-------- Data records --------

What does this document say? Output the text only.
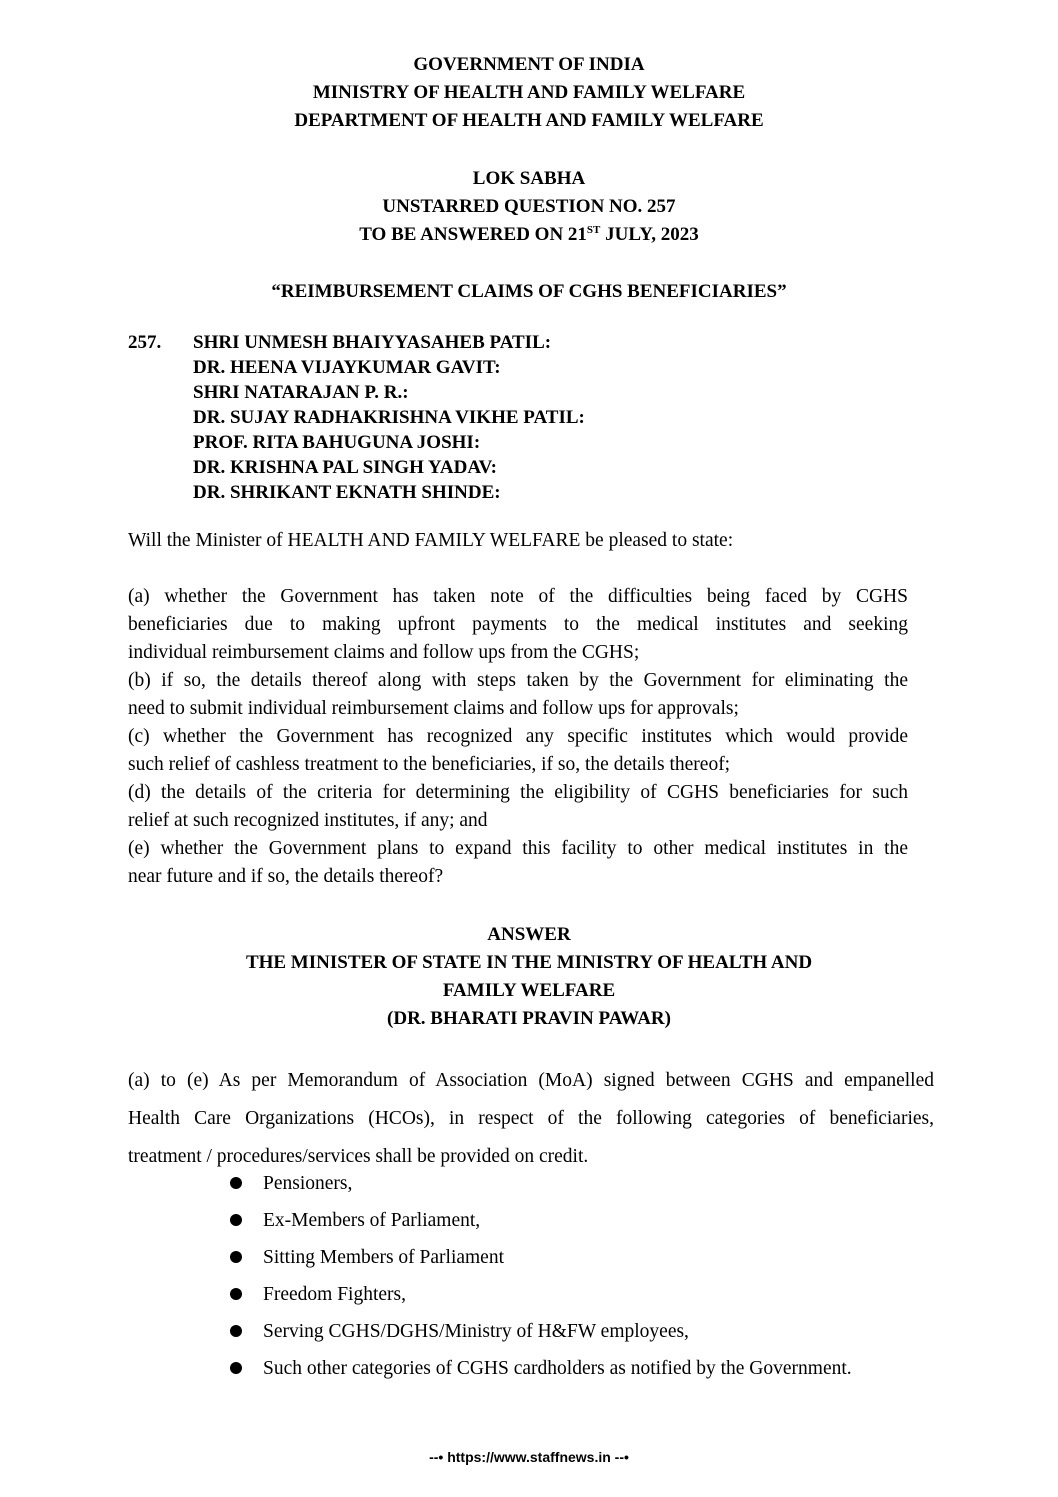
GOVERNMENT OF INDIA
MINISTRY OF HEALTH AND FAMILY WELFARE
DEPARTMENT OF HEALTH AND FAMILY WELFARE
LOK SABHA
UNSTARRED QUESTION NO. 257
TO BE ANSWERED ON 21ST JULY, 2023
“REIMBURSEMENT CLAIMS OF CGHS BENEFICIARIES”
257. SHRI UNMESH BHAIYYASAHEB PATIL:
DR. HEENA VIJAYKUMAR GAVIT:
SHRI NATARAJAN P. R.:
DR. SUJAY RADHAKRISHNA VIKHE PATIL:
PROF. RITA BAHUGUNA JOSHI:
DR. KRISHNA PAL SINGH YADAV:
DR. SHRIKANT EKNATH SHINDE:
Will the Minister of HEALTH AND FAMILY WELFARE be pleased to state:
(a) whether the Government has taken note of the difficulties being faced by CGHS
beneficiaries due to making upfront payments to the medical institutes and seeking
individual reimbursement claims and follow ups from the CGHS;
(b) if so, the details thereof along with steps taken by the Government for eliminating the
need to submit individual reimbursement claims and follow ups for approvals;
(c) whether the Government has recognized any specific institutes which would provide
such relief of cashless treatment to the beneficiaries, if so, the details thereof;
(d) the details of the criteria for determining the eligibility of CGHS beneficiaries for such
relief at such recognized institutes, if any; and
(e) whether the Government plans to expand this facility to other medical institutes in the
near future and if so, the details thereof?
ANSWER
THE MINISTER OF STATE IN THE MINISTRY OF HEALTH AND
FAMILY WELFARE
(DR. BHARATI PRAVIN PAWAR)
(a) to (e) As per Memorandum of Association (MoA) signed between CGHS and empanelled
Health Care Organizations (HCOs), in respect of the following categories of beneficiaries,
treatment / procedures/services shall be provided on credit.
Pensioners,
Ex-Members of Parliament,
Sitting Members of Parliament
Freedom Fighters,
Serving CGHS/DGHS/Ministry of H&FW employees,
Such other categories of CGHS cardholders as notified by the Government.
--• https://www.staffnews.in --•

--------

→ Goal
Each line that contains the word "taken" counts toward the total; give only that total.

→ Reply to the exercise
2